課題一覧 ▸
[A] 年金に関する引用文について、次の(i)〜(iii)が本文と一致するかを判定する。各項目に「はい」か「いいえ」で答え、判断の決め手となる本文の語句をそのまま引用して添える。
(i) 国民年金の加入期間は、任意で70歳まで延長できる。
(ii) 国民年金に任意加入する条件の一つに、厚生年金保険に加入していないことがある。
(iii) 国民年金の保険料は、収入に応じて金額が変わる。
[B] 年金に関する引用文の最後の文を引き継いで、その続きを書いてください。

引用文 ▸
• • • •
また、この仕組みを知らないまま、年金が増えると思って60歳以降も厚生年金に加入してしまうと大変です。
このような仕組みを理解した上で、60歳以降も厚生年金に加入して働くかどうかをしっかり検討するべきでしょう。
国民年金は任意で加入期間を65歳まで延ばすことができる
国民年金の加入期間は60歳までであると前述しました。
しかし、任意で65歳まで延長しその分の年金を増額することが可能です。
この任意加入を行うには、以下の条件を全て満たすことが必要です。
- 60歳以上 65歳未満で日本国内に住んでいる
- 老齢基礎年金の繰上げ支給を受けていない
- 20歳以上 60歳未満までの保険料の納付月数が40年に満たない
- 厚生年金保険に加入していない
仮に65歳まで延長した場合、支払う保険料はいくらになるのでしょうか。
国民年金の保険料は定額で月額16,540円ですので、65歳までの5年間の総額は、
- 16,540円 × 12 × 5 = 992,400円
となります。
• • • •
提供資料 ▸
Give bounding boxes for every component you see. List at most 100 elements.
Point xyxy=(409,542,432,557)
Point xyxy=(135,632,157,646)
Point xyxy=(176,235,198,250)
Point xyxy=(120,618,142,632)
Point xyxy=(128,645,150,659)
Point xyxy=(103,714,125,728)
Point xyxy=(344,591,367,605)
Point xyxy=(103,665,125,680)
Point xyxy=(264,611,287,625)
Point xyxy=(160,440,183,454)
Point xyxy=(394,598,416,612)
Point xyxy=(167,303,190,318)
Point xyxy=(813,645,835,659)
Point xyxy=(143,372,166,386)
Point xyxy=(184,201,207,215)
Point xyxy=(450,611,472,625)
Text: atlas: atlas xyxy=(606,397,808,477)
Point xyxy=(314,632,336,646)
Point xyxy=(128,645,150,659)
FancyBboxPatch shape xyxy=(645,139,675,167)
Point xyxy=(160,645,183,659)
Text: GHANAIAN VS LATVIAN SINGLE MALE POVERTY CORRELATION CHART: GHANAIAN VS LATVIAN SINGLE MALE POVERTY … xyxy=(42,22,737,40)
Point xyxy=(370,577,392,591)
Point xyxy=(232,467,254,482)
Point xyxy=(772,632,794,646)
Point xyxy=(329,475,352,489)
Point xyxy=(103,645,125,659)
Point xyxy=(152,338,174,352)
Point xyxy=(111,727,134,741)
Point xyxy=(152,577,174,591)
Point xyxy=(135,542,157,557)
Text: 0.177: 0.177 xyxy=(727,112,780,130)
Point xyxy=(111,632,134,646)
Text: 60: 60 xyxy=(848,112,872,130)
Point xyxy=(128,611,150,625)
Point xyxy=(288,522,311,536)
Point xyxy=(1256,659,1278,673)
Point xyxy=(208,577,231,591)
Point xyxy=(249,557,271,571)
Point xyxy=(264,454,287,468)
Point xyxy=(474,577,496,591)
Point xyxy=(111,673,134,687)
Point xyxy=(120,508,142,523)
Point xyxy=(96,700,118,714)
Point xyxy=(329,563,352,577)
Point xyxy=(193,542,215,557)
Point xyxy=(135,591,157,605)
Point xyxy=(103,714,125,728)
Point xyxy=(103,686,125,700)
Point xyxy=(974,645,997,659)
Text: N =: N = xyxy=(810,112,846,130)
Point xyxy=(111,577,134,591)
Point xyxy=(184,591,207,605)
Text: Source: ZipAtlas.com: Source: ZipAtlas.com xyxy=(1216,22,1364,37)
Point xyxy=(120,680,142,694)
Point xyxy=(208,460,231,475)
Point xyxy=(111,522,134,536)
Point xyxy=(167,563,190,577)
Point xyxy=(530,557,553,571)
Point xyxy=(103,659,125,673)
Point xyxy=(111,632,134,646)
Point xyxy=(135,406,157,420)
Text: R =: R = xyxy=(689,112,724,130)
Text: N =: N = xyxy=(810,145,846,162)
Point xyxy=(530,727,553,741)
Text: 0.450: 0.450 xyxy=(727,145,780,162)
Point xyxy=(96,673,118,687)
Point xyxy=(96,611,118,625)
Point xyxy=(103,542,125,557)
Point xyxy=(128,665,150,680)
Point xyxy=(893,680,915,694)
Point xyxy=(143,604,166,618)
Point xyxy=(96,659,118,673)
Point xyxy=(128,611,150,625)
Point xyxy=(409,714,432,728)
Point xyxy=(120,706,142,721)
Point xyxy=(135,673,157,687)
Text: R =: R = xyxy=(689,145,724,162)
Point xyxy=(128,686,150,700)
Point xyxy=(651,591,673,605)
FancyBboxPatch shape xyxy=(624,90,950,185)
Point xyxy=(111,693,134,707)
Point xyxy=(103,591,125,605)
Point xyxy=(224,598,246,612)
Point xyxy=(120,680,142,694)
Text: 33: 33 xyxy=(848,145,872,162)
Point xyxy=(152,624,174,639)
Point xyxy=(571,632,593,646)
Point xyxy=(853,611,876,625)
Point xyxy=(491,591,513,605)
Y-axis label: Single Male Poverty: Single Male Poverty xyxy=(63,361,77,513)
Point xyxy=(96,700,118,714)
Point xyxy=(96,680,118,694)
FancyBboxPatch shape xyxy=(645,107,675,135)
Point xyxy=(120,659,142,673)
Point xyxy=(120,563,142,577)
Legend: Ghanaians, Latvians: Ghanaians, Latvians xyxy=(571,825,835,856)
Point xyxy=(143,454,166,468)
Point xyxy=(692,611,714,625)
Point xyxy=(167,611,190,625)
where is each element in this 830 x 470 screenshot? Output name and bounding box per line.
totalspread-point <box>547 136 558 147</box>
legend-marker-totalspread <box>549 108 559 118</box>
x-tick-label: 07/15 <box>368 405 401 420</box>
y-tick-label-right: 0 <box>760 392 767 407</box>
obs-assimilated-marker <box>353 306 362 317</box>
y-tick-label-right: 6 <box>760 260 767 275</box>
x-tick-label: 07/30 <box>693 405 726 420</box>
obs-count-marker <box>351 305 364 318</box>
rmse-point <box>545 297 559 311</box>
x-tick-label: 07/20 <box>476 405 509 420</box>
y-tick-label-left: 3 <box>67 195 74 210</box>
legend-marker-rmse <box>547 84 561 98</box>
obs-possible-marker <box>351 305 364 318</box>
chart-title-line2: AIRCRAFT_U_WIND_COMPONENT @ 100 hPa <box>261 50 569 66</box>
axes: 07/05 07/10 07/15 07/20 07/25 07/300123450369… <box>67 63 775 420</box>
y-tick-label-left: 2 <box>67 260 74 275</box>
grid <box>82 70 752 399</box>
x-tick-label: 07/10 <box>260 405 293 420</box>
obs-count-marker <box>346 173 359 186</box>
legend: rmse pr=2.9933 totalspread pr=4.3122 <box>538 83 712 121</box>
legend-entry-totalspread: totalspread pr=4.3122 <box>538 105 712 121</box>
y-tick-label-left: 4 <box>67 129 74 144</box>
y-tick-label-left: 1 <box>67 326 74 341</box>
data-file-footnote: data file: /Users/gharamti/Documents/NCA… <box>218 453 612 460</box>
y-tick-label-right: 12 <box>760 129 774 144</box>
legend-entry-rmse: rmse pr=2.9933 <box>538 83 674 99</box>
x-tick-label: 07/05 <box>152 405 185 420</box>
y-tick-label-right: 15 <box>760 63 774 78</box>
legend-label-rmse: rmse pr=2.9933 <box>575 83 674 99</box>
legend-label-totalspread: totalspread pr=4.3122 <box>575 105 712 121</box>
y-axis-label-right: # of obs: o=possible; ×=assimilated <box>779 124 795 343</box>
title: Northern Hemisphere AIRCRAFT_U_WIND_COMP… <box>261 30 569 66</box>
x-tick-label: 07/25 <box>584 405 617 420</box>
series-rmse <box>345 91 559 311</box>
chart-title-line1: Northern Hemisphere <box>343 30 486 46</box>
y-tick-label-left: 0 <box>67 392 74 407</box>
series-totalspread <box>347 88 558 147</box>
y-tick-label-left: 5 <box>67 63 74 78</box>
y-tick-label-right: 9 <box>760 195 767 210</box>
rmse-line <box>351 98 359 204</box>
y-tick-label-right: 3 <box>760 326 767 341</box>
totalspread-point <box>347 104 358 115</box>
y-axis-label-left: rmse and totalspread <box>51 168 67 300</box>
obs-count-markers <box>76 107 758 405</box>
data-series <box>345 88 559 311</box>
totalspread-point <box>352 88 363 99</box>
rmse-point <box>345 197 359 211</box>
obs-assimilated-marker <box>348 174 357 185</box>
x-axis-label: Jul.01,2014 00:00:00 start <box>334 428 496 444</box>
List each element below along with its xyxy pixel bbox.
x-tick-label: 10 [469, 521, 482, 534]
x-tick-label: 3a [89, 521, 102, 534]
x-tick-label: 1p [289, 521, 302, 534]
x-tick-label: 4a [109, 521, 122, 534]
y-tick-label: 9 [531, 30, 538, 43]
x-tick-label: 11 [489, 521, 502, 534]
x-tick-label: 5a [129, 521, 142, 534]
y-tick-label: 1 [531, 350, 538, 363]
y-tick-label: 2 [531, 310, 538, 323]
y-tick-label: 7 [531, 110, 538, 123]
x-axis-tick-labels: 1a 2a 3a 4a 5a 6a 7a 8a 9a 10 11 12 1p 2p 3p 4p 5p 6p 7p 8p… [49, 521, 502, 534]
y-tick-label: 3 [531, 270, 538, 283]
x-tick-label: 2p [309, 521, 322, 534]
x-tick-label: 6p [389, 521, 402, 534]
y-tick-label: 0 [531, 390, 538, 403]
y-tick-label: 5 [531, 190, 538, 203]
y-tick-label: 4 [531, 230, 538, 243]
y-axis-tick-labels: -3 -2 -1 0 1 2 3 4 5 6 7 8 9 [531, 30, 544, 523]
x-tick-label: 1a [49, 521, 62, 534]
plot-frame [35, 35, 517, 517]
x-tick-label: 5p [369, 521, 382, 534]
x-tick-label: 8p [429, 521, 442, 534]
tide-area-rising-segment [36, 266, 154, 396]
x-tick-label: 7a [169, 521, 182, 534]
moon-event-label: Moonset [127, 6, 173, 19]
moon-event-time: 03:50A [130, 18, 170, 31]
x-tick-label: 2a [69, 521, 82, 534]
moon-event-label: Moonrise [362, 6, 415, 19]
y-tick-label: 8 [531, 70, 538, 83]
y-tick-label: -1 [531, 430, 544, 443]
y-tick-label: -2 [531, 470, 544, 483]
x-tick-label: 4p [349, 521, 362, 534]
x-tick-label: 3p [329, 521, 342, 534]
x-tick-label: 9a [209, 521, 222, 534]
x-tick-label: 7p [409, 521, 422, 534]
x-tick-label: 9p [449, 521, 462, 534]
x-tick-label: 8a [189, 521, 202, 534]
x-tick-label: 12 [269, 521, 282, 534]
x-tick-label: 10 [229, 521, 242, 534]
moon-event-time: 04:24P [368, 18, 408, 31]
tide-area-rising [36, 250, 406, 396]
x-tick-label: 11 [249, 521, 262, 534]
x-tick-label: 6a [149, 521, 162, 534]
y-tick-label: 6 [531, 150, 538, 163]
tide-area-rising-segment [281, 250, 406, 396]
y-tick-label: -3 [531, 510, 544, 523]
• • • •
想定解答 ▸
[A]
(i) いいえ。「任意で65歳まで延長しその分の年金を増額することが可能です」
(ii) はい。「厚生年金保険に加入していない」
(iii) いいえ。「国民年金の保険料は定額で月額16,540円です」

[B]
それに対して、この5年間の任意加入によって増える年金の金額の目安を以下のとおりです。
- 70歳まで:約488,000円
- 75歳まで:約977.000円
- 80歳まで:約1,465,000円
これをみると、75歳を過ぎるあたりで、任意加入で払った金額よりももらう金額の方が多くなりそうですね。
また、保険料を支払う場合に、2年、1年、半年などの前納制度を利用すれば保険料が割引されるので、さらにお得になります。
年金の未加入・未納・免除期間があり加入期間が足りない人におすすめ
上で任意加入の条件について述べましたが、60歳から65歳未満の方ではどのような方が任意加入すべきなのでしょうか。
- 年金受給資格の10年を満たしていない方
- 老齢基礎年金の満額の40年を満たしていないが、満額を希望する方
これらの方は、任意加入することをおすすめします。
特に1に関しては、10年を満たすかどうかで、年金をもらえるかもらえないかという大きな違いがあるからです。
また、65歳から70歳未満の方でも、以下の場合に任意加入することができます。
- 65歳の時点で年金受給資格の10年を満たしていない方
つまり、任意加入しなければ年金は全くもらえませんが、70歳の前月までの間で受給資格の10年に到達する場合、任意加入すれば年金をもらうことができるのです。
国民保険の任意加入申請方法
任意加入をするには、届出が必要となります。
60歳の誕生日の前日から申請が可能で、ご自身が住んでいる地域の役所または国民年金担当窓口で申請を行います。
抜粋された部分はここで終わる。